● Set exercise: Assemble all lines in which the string "image" appears.

● Stored data:

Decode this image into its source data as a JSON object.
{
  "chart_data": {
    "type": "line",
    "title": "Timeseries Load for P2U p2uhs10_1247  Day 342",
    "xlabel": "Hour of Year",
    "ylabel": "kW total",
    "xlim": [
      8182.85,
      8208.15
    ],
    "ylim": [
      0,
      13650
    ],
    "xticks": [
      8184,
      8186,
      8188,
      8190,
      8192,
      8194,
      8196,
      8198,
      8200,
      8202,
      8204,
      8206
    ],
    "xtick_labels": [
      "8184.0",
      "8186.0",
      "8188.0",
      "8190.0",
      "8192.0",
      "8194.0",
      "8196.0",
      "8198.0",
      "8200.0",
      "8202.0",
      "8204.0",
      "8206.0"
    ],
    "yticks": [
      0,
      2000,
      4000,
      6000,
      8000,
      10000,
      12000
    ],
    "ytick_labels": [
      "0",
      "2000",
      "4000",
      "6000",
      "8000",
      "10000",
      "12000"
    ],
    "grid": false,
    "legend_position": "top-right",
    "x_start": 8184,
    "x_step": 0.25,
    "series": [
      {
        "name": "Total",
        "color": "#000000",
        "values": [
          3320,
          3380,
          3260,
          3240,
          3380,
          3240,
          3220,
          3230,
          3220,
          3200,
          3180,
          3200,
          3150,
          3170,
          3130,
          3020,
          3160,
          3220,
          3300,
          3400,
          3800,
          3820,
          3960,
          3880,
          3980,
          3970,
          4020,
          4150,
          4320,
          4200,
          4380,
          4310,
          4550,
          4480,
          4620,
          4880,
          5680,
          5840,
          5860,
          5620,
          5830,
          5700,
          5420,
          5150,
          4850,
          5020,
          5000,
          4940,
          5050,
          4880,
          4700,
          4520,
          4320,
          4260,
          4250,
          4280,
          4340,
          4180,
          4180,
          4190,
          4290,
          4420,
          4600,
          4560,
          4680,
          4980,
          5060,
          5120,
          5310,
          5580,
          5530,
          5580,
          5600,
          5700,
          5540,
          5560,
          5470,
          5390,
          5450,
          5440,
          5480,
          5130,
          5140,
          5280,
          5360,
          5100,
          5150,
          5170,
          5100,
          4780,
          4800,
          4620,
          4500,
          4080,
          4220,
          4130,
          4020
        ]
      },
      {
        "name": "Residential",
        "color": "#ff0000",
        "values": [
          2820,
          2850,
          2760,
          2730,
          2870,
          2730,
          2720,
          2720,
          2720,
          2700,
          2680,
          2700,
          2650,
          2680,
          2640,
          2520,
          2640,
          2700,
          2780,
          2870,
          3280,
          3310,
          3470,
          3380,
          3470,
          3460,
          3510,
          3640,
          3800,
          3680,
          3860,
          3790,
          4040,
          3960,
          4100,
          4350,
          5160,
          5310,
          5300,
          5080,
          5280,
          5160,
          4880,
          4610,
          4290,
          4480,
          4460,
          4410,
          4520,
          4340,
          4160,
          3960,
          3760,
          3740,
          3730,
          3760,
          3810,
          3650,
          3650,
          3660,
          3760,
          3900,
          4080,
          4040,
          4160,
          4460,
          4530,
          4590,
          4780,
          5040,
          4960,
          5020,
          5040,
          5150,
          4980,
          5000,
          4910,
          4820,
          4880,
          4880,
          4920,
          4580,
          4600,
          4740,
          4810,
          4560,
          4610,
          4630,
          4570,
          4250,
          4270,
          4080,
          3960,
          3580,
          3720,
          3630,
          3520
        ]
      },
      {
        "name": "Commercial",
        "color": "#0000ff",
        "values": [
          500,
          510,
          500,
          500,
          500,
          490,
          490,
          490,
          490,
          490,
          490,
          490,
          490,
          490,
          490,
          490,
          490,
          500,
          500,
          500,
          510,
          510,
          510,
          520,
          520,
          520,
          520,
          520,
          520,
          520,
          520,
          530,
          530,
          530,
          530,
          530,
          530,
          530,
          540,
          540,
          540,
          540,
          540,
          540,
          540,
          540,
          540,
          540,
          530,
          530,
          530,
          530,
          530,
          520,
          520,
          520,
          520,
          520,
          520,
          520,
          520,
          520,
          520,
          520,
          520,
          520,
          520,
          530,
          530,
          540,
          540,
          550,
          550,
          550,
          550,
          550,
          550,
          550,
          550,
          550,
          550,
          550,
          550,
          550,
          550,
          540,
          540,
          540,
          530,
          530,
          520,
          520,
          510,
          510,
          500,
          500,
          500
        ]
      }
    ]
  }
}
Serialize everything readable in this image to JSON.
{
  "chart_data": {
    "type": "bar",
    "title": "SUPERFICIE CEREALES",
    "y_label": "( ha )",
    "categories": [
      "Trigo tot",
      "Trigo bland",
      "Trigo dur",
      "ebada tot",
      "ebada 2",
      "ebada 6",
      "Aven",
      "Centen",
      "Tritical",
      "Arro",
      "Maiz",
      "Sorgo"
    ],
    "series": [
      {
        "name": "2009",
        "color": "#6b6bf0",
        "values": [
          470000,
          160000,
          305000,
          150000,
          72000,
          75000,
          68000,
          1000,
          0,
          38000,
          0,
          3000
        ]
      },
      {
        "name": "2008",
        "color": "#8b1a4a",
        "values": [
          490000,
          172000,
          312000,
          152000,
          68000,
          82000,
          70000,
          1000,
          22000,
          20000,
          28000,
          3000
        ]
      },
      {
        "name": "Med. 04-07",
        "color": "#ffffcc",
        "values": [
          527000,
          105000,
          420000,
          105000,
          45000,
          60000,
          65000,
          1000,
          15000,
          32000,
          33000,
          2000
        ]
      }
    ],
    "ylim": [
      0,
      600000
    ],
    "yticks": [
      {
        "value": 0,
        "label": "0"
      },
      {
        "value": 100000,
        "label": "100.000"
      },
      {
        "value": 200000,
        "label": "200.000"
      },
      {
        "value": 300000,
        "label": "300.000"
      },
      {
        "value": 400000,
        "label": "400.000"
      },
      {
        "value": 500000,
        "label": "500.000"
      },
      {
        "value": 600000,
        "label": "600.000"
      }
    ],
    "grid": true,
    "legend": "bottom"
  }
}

● Exercise answer:
Decode this image into its source data as a JSON object.
Serialize everything readable in this image to JSON.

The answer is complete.